- **GIVEN PROBLEM**
Which lines contain the word "panel"? Return each of them as written.

-------- SUPPLIED DATA --------

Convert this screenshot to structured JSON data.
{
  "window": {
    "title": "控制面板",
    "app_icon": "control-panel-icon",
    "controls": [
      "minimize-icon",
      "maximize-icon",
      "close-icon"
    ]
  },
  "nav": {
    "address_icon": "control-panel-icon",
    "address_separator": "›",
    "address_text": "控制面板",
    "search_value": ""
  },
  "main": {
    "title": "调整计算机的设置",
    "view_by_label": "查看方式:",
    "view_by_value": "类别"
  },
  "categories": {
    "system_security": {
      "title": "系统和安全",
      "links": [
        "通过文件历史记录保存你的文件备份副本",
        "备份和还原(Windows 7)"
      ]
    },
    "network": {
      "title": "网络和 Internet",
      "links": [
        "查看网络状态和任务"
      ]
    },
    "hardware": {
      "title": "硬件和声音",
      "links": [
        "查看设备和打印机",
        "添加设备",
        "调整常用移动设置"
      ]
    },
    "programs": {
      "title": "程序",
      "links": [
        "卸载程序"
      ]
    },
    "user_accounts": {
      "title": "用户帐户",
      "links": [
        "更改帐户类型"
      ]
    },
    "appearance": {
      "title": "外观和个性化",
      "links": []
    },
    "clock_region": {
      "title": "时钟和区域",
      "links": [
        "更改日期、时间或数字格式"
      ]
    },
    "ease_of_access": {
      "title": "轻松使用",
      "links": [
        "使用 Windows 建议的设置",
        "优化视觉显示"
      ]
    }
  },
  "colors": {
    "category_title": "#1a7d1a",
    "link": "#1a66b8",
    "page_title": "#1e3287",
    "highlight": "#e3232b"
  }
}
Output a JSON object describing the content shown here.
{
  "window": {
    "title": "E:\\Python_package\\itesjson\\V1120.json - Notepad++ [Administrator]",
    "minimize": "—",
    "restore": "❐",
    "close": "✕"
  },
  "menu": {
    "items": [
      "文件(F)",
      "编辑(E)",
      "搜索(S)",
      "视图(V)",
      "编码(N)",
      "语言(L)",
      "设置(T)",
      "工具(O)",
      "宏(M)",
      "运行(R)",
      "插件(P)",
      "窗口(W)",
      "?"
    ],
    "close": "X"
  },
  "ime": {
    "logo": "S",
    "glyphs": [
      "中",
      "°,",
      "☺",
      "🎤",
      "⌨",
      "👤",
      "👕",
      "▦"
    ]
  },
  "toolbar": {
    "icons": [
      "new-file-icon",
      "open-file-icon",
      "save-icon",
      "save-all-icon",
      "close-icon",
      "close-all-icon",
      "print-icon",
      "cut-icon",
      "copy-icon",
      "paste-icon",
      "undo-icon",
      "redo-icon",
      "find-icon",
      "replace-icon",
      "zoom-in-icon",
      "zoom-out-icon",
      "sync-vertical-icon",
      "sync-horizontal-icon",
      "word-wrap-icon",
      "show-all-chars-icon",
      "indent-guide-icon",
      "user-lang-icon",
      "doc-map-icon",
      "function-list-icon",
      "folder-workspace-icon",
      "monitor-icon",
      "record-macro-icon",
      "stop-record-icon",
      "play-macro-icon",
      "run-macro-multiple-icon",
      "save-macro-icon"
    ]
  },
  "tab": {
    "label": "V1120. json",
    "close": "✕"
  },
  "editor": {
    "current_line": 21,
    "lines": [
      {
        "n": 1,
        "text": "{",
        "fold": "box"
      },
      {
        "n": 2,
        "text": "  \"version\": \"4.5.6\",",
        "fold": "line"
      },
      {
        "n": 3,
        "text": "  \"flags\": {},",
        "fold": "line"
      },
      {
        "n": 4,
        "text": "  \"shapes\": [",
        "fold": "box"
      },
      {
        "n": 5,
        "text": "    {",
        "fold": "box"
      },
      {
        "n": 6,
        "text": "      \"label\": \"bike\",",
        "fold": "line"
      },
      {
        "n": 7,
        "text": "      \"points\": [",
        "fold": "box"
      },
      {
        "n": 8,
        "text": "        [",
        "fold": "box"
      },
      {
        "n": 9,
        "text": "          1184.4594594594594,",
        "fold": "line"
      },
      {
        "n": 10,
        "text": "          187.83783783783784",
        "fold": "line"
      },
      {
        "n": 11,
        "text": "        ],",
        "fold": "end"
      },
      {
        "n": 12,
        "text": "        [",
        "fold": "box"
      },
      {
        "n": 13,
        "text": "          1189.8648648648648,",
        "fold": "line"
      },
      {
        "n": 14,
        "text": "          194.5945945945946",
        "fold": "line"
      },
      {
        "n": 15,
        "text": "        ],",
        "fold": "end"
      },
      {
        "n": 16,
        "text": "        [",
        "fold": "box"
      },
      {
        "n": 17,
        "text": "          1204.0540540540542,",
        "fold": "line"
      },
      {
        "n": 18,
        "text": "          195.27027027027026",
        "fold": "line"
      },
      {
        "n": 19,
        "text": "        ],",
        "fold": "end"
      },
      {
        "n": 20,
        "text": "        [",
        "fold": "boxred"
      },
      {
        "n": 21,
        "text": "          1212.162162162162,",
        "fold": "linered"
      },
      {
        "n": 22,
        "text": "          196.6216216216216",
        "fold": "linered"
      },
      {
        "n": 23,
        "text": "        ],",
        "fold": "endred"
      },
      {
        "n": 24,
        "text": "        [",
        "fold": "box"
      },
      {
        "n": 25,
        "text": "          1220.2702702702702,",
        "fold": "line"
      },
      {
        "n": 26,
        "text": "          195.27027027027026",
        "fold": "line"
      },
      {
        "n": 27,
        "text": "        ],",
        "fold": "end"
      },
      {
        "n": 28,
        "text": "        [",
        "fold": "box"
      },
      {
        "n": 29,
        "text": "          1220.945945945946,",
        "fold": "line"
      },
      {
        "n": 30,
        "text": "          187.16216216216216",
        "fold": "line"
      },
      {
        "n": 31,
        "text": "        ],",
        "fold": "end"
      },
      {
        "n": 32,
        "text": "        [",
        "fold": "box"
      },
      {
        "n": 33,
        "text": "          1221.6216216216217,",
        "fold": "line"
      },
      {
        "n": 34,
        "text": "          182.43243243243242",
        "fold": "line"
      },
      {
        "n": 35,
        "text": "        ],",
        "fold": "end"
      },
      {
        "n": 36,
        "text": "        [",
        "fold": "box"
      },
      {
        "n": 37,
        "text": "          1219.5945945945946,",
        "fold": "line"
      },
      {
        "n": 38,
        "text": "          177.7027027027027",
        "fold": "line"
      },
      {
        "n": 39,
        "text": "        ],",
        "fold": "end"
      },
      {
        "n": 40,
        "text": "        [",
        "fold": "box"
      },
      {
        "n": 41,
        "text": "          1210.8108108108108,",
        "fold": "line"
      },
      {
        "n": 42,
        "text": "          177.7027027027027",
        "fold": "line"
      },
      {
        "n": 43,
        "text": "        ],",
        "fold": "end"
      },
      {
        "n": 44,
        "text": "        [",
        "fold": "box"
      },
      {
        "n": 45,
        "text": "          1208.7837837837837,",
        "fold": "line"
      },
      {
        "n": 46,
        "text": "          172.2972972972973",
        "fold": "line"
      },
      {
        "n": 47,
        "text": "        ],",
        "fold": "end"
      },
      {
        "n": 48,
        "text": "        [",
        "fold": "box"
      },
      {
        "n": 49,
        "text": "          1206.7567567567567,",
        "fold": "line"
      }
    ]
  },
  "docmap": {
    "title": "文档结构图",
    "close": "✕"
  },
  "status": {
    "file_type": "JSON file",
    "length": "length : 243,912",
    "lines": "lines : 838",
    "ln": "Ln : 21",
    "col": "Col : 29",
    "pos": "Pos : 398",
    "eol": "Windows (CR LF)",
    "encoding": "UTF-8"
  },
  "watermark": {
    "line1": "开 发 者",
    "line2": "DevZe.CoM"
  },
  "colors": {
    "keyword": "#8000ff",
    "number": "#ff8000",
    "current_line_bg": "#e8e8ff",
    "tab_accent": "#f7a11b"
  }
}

--------

- **CORRECT RESULT**
    "app_icon": "control-panel-icon",
    "address_icon": "control-panel-icon",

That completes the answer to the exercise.